**What you need to do**. Identify and copy all lines of the material where the string "para" is found.
Recorded data Start Marker
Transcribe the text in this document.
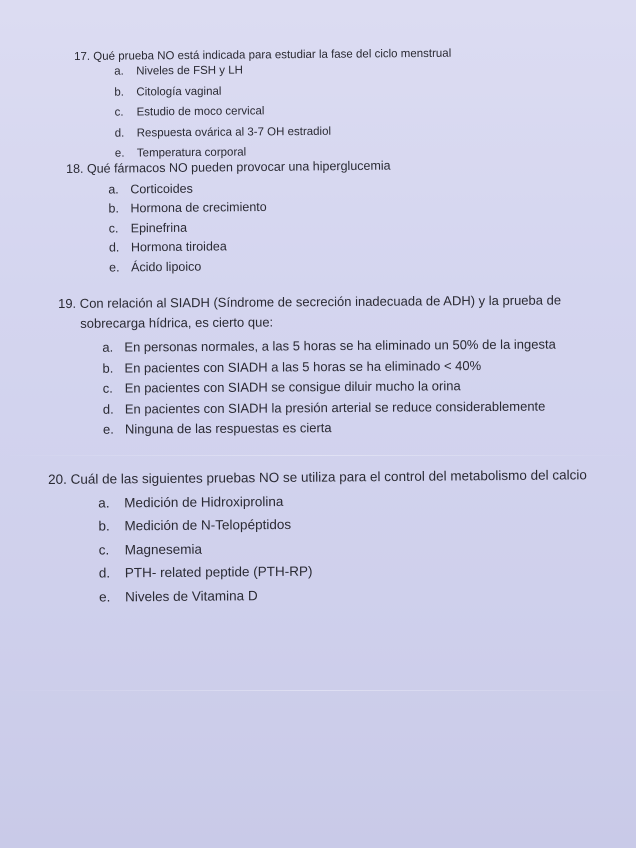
17. Qué prueba NO está indicada para estudiar la fase del ciclo menstrual

a.	Niveles de FSH y LH
b.	Citología vaginal
c.	Estudio de moco cervical
d.	Respuesta ovárica al 3-7 OH estradiol
e.	Temperatura corporal

18. Qué fármacos NO pueden provocar una hiperglucemia

a. Corticoides
b. Hormona de crecimiento
c. Epinefrina
d. Hormona tiroidea
e. Ácido lipoico

19. Con relación al SIADH (Síndrome de secreción inadecuada de ADH) y la prueba de
sobrecarga hídrica, es cierto que:

a. En personas normales, a las 5 horas se ha eliminado un 50% de la ingesta
b. En pacientes con SIADH a las 5 horas se ha eliminado < 40%
c. En pacientes con SIADH se consigue diluir mucho la orina
d. En pacientes con SIADH la presión arterial se reduce considerablemente
e. Ninguna de las respuestas es cierta

20. Cuál de las siguientes pruebas NO se utiliza para el control del metabolismo del calcio

a.	Medición de Hidroxiprolina
b.	Medición de N-Telopéptidos
c.	Magnesemia
d.	PTH- related peptide (PTH-RP)
e.	Niveles de Vitamina D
Recorded data End Marker
**Answer to this problem**.
17. Qué prueba NO está indicada para estudiar la fase del ciclo menstrual
20. Cuál de las siguientes pruebas NO se utiliza para el control del metabolismo del calcio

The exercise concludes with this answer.